Collection entries
■ ■ ■

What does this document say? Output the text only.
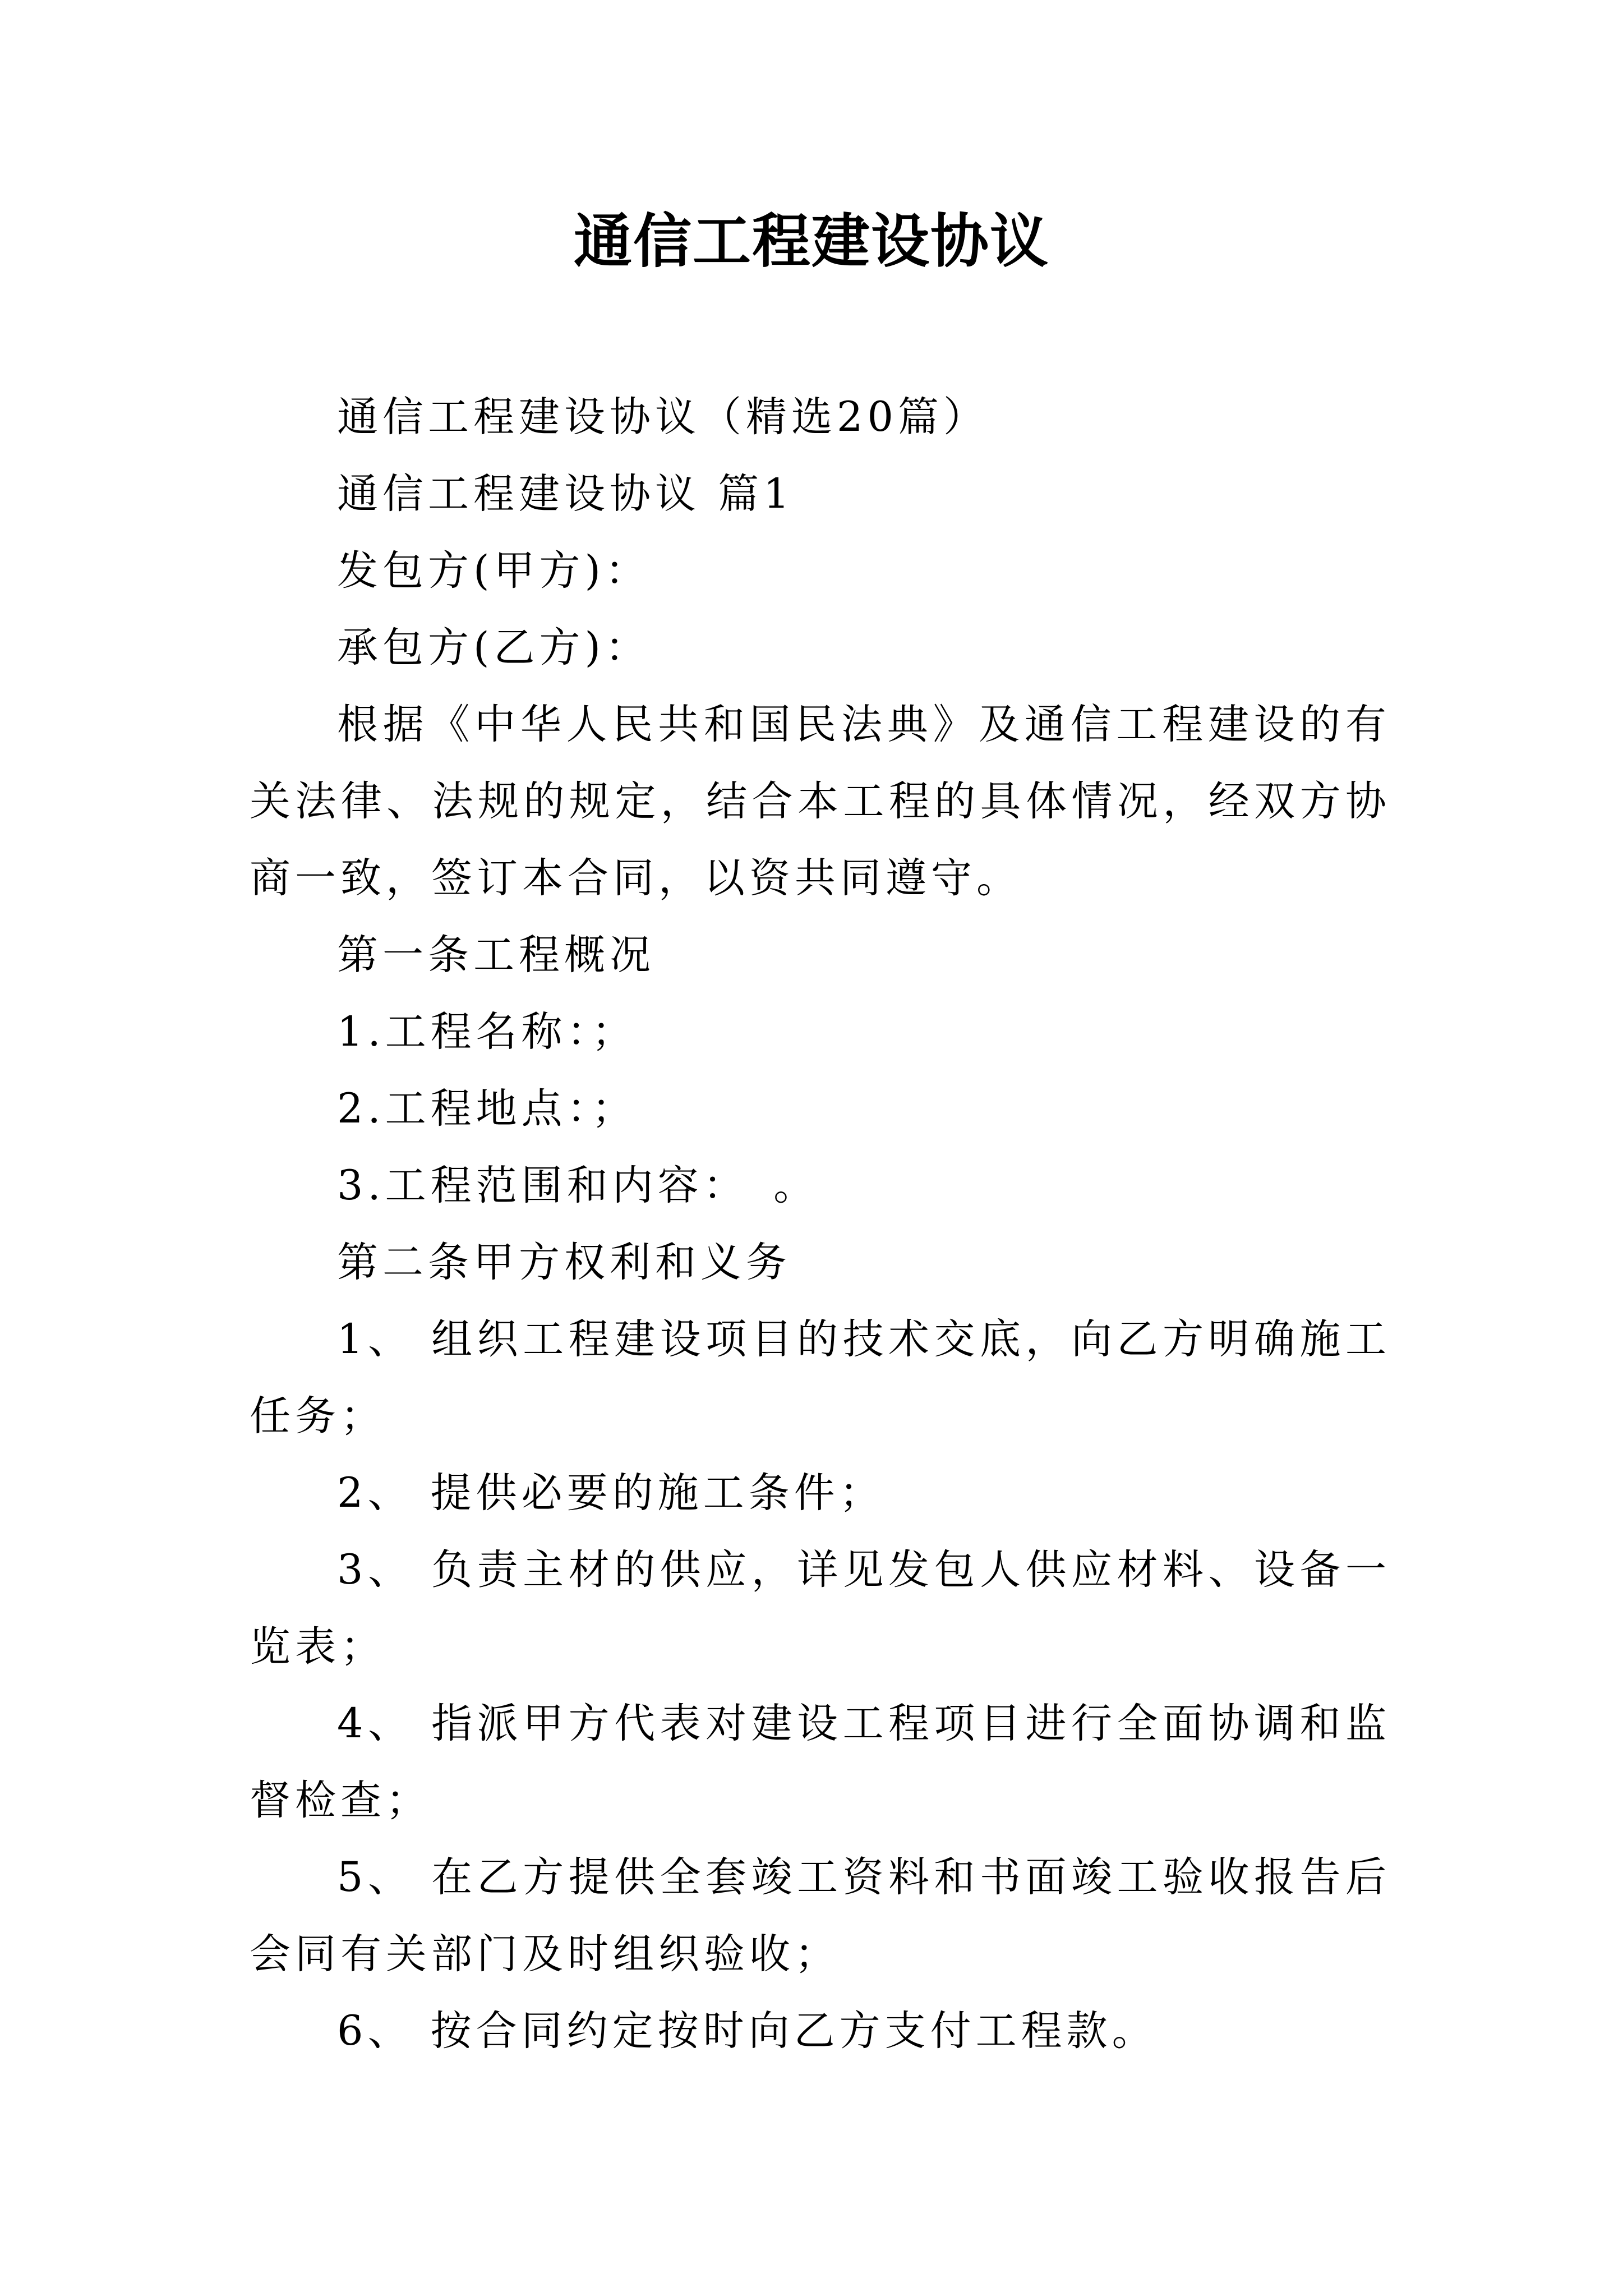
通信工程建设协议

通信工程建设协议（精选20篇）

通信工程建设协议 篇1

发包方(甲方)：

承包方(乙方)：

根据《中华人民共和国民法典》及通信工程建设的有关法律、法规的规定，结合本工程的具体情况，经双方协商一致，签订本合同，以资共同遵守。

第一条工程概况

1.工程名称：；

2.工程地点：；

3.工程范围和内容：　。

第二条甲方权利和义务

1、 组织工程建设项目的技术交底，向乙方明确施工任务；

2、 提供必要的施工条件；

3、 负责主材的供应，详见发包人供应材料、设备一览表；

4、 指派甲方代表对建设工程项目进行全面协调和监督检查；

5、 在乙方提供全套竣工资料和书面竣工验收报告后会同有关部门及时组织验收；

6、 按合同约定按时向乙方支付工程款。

■ ■ ■

◆ **TASK GOAL**
Repeat the records above exactly, omitting every picture.

◆ **THE REPLY**
What does this document say? Output the text only.
通信工程建设协议

通信工程建设协议（精选20篇）

通信工程建设协议 篇1

发包方(甲方)：

承包方(乙方)：

根据《中华人民共和国民法典》及通信工程建设的有关法律、法规的规定，结合本工程的具体情况，经双方协商一致，签订本合同，以资共同遵守。

第一条工程概况

1.工程名称：；

2.工程地点：；

3.工程范围和内容：　。

第二条甲方权利和义务

1、 组织工程建设项目的技术交底，向乙方明确施工任务；

2、 提供必要的施工条件；

3、 负责主材的供应，详见发包人供应材料、设备一览表；

4、 指派甲方代表对建设工程项目进行全面协调和监督检查；

5、 在乙方提供全套竣工资料和书面竣工验收报告后会同有关部门及时组织验收；

6、 按合同约定按时向乙方支付工程款。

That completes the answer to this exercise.